• EXTRACTED DATA:
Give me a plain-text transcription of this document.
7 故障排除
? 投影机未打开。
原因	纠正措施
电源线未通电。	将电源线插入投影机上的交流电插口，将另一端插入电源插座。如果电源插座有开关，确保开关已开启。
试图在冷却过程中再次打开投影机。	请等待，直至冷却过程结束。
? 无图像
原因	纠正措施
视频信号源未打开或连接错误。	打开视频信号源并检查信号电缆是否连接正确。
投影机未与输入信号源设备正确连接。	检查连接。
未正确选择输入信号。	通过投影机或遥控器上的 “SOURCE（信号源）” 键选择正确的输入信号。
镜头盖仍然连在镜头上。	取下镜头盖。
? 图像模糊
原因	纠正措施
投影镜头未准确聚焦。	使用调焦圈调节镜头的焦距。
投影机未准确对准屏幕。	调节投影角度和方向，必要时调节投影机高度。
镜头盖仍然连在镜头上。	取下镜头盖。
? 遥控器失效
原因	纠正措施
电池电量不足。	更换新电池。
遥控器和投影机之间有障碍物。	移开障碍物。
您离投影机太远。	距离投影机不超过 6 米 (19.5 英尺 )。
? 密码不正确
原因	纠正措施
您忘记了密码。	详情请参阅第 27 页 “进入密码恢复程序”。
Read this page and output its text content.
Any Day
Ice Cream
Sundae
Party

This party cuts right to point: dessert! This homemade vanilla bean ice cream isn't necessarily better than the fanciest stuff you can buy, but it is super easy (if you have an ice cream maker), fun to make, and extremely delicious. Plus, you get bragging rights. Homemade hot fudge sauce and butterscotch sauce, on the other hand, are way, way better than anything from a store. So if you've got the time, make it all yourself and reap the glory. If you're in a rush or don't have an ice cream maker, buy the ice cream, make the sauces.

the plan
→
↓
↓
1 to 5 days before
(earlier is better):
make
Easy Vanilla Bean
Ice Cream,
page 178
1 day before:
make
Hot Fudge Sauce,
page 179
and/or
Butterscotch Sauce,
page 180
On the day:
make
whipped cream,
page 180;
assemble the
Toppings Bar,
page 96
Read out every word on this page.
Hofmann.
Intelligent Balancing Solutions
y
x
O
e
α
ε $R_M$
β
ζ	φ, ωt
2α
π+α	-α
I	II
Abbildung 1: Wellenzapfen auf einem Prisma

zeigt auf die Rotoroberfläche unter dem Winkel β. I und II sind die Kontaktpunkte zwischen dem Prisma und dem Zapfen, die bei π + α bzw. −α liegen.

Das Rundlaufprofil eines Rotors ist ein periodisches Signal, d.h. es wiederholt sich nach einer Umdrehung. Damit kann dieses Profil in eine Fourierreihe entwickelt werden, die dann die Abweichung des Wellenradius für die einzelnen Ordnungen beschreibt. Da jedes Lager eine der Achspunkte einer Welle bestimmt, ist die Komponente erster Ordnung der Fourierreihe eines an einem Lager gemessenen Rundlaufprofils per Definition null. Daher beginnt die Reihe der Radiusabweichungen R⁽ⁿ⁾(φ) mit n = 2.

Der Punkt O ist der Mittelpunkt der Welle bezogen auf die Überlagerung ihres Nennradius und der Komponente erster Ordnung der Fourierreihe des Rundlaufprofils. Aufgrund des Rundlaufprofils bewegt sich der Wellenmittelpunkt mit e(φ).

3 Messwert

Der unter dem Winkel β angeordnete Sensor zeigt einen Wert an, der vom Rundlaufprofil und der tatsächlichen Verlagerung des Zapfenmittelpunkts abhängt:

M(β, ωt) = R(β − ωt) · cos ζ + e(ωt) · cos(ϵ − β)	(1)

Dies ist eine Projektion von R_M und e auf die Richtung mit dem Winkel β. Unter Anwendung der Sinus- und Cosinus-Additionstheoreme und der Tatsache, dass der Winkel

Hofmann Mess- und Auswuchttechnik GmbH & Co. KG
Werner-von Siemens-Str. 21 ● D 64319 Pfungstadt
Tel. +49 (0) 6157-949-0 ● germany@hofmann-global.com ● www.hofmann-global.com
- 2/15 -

• TASK OBJECTIVE:
Count the lines in the records above that hold the word "Read", and give only that number.

• SOLUTION:
2